- Task details
Return all lines in the material below that contain "использовать".

- Records to process
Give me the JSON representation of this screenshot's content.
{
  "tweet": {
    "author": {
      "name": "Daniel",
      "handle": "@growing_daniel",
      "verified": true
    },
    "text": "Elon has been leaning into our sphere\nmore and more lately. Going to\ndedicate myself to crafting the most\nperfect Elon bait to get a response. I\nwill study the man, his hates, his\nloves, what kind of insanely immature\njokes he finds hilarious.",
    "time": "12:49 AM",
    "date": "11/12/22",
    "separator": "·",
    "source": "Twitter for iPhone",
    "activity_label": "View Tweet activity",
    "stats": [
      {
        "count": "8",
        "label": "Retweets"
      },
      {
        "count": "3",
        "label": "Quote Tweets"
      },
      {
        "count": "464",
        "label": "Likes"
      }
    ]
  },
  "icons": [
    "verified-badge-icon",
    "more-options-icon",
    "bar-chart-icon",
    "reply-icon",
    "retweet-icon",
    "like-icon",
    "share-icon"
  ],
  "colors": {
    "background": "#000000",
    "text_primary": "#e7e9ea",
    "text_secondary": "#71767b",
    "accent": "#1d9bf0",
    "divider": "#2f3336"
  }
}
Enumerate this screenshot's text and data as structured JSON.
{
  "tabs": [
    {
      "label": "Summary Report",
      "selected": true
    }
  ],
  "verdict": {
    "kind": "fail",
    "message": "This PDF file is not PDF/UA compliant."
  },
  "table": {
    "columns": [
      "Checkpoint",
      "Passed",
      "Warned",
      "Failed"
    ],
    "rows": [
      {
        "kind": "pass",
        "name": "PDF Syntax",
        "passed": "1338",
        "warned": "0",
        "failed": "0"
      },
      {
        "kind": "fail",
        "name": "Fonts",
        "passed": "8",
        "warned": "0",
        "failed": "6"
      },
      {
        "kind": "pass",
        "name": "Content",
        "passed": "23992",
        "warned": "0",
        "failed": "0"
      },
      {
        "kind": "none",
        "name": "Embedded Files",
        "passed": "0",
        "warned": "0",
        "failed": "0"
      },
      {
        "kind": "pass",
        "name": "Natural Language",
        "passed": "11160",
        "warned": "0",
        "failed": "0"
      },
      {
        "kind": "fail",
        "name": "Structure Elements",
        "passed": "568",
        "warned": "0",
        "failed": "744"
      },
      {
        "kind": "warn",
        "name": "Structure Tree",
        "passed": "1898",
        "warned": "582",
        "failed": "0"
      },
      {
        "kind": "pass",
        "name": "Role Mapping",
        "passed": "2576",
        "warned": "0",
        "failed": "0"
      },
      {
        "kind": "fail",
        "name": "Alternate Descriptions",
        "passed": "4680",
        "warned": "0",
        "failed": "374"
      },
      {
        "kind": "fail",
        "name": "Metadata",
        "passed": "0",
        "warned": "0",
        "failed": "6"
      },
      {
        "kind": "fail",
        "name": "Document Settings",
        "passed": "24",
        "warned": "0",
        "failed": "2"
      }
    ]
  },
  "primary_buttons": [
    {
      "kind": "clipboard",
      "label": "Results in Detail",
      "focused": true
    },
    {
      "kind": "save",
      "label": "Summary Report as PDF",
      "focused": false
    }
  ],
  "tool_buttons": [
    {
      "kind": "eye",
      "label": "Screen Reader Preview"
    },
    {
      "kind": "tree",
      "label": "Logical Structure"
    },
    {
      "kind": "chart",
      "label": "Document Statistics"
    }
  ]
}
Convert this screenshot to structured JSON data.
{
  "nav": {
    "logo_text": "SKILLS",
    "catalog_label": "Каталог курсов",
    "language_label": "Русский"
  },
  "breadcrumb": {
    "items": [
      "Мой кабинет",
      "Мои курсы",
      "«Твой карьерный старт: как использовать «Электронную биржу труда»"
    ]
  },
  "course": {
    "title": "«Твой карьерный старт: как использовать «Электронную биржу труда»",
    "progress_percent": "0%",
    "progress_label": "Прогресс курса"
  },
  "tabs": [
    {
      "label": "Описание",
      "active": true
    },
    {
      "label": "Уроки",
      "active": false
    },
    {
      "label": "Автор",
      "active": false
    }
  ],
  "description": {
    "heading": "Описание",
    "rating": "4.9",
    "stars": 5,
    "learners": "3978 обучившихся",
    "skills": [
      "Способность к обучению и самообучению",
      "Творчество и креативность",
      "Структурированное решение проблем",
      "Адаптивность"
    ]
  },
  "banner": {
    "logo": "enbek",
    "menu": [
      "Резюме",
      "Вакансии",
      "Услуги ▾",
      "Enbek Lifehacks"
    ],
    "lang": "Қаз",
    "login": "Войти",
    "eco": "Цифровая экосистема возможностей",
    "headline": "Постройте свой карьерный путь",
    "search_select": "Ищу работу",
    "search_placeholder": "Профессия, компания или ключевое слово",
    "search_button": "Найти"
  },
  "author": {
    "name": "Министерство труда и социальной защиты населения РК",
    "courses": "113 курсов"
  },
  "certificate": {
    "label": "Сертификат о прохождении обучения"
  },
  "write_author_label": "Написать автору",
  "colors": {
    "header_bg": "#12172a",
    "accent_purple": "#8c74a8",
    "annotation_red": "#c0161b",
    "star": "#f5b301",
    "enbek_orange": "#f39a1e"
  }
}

- Task solution
      "«Твой карьерный старт: как использовать «Электронную биржу труда»"
    "title": "«Твой карьерный старт: как использовать «Электронную биржу труда»",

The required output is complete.